SHORT PROBLEM: Find the word "from" in the listing; pull out each line holding it.

########

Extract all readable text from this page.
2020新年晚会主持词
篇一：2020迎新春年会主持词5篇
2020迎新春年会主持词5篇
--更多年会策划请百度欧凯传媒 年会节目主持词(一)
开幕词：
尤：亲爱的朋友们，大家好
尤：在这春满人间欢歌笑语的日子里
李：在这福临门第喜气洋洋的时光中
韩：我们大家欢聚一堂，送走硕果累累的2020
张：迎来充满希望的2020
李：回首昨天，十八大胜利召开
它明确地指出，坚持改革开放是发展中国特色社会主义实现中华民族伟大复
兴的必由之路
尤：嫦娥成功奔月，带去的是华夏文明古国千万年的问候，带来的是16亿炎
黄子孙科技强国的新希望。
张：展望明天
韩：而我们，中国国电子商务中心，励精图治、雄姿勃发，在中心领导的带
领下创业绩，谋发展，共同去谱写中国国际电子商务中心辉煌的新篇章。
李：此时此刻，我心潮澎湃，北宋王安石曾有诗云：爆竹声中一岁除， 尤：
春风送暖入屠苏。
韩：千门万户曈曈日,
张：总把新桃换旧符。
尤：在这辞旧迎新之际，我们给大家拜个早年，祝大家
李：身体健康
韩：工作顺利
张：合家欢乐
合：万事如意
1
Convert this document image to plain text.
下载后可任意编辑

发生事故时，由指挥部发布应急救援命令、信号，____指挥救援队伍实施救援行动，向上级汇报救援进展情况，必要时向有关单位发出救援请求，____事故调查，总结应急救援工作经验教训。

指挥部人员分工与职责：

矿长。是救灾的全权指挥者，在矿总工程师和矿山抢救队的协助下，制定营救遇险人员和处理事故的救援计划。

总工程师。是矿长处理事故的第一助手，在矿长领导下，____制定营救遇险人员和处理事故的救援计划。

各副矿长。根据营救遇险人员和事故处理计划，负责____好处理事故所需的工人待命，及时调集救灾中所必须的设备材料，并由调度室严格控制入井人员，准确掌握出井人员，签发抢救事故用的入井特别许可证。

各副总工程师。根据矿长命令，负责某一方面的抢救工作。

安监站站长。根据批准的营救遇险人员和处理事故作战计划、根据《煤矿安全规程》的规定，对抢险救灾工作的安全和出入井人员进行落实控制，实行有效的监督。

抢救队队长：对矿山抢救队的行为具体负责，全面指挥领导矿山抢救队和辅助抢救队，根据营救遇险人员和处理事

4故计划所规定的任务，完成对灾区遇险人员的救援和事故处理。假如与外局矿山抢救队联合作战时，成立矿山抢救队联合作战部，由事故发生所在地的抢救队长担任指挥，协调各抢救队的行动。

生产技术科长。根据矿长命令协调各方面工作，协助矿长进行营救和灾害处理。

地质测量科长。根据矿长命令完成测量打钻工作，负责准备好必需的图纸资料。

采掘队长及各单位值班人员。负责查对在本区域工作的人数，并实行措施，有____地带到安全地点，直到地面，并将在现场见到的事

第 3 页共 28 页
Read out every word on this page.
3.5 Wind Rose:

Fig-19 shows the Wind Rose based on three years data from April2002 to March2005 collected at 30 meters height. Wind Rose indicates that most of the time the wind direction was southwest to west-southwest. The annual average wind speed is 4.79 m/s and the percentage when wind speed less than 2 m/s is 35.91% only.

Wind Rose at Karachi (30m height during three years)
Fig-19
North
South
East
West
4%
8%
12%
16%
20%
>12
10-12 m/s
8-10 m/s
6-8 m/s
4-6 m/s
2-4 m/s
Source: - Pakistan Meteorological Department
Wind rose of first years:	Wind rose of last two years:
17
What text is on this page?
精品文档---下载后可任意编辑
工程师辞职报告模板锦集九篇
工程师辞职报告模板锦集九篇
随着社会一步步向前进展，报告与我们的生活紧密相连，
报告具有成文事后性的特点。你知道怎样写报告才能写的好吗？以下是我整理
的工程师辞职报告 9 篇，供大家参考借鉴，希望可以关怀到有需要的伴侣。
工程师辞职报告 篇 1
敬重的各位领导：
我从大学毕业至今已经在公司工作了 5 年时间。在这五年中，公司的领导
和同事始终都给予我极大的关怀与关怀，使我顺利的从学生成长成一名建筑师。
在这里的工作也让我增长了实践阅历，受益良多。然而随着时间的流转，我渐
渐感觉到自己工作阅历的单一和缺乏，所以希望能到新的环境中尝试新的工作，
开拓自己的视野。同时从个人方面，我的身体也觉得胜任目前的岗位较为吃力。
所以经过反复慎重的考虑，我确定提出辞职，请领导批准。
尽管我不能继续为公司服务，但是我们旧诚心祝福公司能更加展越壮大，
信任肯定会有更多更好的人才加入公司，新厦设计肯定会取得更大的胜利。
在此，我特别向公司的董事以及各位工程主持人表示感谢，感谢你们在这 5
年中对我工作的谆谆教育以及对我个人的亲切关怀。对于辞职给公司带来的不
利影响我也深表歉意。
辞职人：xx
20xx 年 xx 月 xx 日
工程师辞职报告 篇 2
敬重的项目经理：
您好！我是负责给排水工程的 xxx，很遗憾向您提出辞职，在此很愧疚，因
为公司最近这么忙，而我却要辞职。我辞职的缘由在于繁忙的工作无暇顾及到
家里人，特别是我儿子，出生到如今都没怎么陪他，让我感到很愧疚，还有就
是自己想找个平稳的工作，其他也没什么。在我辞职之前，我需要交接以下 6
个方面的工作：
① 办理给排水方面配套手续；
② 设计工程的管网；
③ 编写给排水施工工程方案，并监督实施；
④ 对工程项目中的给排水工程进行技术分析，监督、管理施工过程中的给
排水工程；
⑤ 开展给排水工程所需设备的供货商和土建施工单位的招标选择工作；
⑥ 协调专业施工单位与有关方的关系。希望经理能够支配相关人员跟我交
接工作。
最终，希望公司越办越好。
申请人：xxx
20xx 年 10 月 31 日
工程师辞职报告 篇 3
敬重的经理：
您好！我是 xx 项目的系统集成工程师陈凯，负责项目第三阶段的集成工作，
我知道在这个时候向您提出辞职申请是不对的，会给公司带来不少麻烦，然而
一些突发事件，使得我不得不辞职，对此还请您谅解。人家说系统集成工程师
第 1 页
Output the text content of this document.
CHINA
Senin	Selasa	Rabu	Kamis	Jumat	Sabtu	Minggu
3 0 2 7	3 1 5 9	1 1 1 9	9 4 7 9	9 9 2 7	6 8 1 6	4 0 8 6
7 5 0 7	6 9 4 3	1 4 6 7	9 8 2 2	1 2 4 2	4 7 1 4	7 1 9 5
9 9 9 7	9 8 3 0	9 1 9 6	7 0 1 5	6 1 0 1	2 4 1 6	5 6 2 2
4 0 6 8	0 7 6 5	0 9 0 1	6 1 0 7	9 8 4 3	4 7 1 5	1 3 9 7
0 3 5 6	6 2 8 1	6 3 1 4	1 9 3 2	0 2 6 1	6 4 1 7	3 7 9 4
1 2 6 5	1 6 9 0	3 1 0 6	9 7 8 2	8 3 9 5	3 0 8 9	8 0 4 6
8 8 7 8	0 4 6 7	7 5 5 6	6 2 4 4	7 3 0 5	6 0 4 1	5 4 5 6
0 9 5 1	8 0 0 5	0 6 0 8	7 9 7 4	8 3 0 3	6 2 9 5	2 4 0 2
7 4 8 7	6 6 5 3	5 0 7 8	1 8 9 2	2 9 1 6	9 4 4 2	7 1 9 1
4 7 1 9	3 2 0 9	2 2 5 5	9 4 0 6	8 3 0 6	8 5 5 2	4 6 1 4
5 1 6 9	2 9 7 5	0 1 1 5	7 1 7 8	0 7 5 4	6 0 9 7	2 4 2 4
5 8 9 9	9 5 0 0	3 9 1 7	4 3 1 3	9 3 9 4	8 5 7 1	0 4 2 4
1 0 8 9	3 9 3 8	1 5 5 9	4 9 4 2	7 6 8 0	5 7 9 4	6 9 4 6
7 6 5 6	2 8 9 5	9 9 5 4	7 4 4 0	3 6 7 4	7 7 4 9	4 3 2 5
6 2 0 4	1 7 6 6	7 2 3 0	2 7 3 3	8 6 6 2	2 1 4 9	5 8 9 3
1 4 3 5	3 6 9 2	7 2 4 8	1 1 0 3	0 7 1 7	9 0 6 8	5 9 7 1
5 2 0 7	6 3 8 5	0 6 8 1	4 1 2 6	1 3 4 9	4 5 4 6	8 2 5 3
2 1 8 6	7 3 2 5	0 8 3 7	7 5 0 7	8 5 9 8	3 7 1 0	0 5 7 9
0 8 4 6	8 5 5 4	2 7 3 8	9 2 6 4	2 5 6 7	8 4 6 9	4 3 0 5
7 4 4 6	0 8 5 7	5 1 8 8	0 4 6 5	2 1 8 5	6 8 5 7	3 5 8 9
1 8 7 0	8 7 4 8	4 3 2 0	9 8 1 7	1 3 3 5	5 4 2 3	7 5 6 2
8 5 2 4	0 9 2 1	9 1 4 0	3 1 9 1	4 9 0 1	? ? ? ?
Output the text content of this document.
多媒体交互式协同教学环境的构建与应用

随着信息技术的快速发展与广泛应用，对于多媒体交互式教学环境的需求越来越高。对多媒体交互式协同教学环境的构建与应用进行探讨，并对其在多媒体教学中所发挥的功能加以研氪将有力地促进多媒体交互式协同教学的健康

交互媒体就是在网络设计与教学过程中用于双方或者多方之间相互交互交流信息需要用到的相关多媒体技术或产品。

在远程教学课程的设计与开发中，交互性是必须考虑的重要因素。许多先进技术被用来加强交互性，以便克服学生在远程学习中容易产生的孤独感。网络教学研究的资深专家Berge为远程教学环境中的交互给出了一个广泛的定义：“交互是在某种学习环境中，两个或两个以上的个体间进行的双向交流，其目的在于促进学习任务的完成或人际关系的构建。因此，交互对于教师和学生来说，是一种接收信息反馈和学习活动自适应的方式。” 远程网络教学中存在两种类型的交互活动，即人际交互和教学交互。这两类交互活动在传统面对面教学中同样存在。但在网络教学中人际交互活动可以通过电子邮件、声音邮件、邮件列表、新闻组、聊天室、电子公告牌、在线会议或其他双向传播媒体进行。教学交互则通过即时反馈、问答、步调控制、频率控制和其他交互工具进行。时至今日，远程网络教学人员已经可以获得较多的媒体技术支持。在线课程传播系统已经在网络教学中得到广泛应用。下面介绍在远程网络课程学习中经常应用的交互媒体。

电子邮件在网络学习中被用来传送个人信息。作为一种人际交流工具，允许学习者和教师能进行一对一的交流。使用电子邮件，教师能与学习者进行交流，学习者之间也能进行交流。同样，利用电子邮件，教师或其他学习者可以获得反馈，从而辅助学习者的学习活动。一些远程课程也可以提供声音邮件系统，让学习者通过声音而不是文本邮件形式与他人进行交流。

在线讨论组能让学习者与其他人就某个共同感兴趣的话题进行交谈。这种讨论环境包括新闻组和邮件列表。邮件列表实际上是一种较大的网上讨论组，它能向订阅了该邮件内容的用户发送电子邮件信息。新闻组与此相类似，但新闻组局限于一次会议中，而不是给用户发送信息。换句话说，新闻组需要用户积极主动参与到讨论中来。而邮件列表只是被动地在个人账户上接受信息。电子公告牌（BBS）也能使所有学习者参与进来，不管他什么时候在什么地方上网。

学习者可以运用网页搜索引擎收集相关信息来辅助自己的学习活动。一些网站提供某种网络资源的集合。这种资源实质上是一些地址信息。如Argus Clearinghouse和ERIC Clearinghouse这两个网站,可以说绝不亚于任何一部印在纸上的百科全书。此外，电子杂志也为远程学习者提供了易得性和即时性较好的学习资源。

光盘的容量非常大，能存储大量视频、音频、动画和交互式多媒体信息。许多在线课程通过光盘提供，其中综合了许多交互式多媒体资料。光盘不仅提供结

########

PROBLEM SOLUTION:
Extract all readable text from this page.
Fig-19 shows the Wind Rose based on three years data from April2002 to March2005 collected at 30 meters height. Wind Rose indicates that most of the time the wind direction was southwest to west-southwest. The annual average wind speed is 4.79 m/s and the percentage when wind speed less than 2 m/s is 35.91% only.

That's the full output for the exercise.